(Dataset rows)
-- BEGIN --
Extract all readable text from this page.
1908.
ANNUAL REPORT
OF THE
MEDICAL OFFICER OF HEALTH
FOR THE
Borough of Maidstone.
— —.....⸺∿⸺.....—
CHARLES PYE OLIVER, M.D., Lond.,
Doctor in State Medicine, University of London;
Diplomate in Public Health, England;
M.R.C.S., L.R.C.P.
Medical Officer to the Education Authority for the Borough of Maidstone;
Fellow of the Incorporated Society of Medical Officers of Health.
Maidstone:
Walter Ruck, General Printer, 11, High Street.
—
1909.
-- END --
=== THE TASK ===
Each record above should be output again exactly.

=== TASK SOLUTION ===
Extract all readable text from this page.
1908.
ANNUAL REPORT
OF THE
MEDICAL OFFICER OF HEALTH
FOR THE
Borough of Maidstone.
— —.....⸺∿⸺.....—
CHARLES PYE OLIVER, M.D., Lond.,
Doctor in State Medicine, University of London;
Diplomate in Public Health, England;
M.R.C.S., L.R.C.P.
Medical Officer to the Education Authority for the Borough of Maidstone;
Fellow of the Incorporated Society of Medical Officers of Health.
Maidstone:
Walter Ruck, General Printer, 11, High Street.
—
1909.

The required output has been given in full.